■ **Prompt**:
Select the lines below containing the word "this".

-- Start Exercise input --

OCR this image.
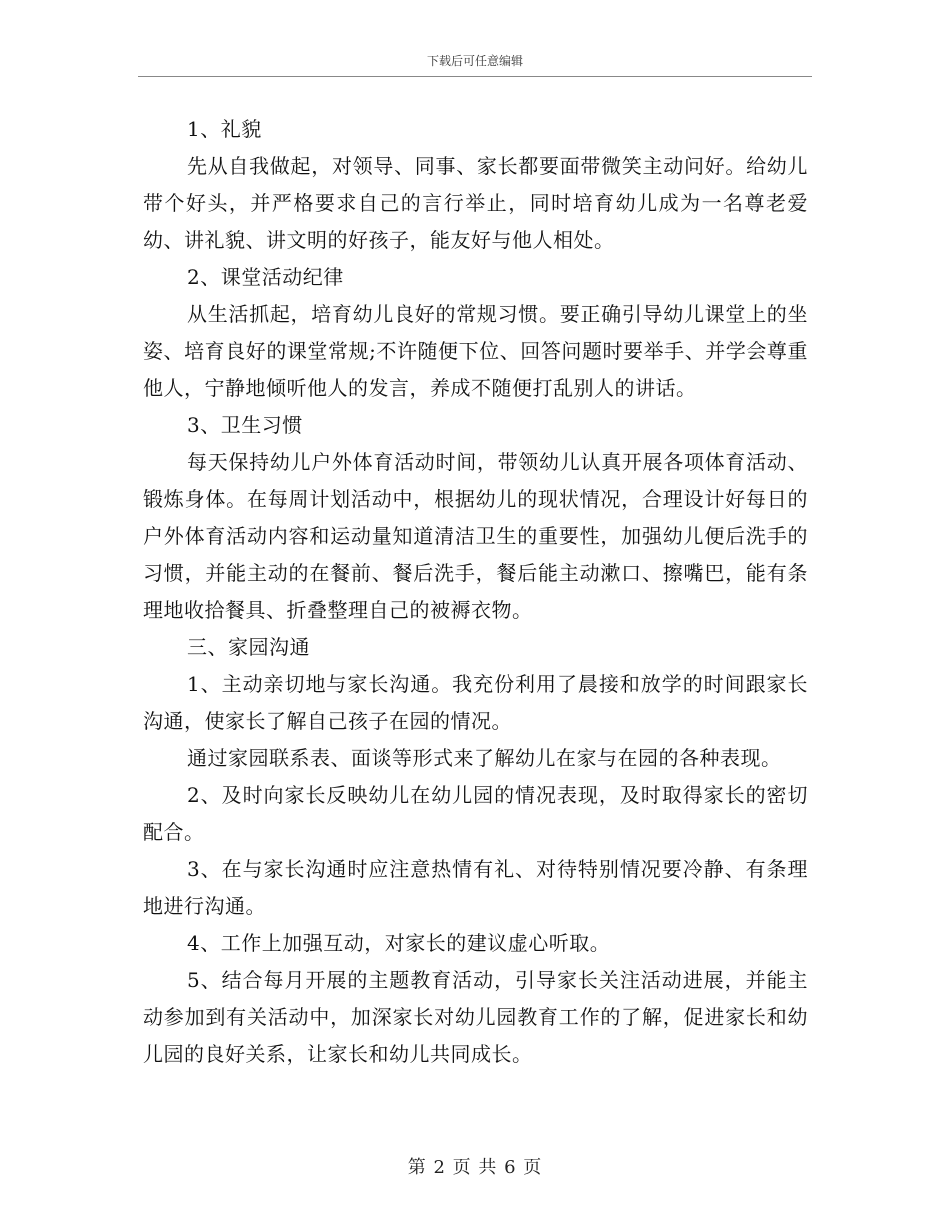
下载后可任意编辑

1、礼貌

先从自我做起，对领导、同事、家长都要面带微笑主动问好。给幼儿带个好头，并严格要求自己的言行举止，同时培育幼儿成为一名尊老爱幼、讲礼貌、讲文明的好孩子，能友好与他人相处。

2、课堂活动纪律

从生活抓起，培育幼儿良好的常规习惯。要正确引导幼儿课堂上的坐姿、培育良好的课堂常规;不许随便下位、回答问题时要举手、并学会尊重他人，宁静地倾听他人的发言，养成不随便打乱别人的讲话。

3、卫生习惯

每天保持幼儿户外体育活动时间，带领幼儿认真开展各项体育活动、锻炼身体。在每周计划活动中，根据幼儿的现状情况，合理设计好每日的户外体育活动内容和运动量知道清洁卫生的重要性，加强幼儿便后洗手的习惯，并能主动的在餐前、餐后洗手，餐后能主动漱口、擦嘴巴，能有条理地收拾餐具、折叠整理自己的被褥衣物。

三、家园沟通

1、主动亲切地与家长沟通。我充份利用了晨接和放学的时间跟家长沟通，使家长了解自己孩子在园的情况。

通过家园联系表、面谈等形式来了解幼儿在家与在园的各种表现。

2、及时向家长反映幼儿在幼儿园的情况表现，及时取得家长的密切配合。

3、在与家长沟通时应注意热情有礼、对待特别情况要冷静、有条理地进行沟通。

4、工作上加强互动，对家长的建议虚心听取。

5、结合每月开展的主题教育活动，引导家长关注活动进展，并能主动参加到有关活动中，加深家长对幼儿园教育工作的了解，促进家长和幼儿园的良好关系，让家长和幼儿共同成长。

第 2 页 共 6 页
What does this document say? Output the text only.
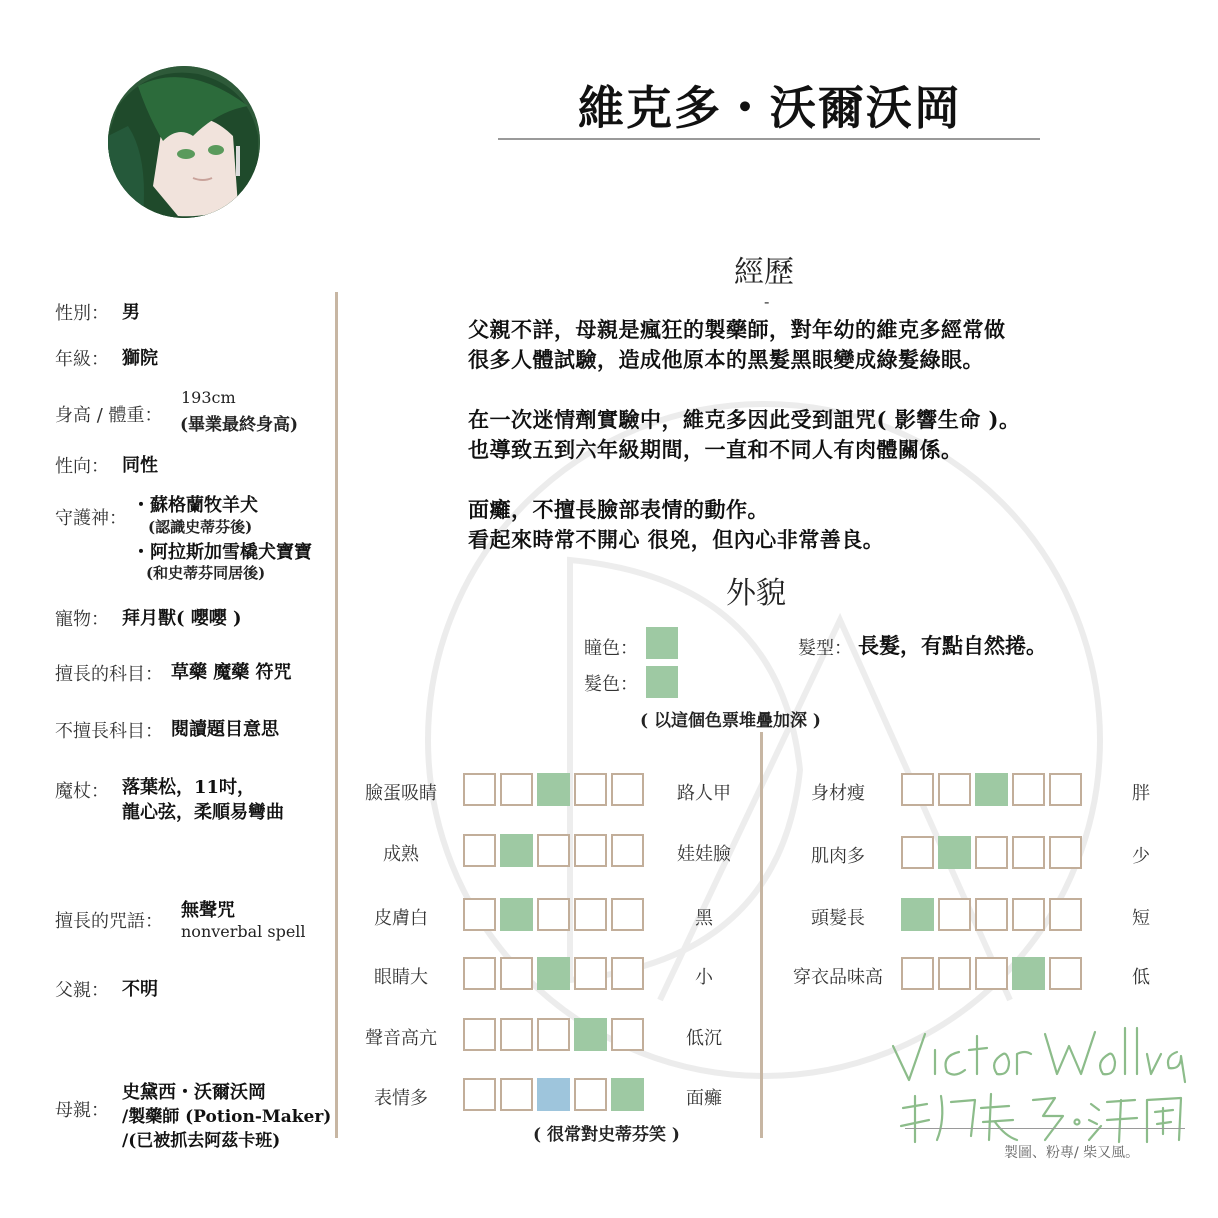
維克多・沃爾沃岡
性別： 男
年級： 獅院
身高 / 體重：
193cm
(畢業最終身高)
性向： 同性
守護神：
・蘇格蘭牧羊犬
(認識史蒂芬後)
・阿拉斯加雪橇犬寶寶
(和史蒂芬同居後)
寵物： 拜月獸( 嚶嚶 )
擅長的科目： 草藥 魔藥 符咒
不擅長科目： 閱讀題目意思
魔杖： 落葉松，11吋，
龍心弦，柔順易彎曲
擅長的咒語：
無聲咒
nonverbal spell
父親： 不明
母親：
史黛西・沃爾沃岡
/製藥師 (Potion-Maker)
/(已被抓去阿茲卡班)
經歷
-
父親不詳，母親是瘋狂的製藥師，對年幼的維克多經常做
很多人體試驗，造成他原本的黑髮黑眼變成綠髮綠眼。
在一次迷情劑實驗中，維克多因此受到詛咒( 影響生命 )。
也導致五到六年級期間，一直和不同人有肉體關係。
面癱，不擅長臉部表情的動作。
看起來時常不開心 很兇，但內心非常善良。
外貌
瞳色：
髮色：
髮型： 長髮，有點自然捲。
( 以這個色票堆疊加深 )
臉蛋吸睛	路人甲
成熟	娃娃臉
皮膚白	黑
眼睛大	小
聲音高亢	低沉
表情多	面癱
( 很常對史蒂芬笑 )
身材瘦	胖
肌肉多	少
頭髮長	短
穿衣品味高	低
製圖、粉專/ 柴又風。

-- End Exercise input --

■ **Exercise solution**:
OCR this image.
What does this document say? Output the text only.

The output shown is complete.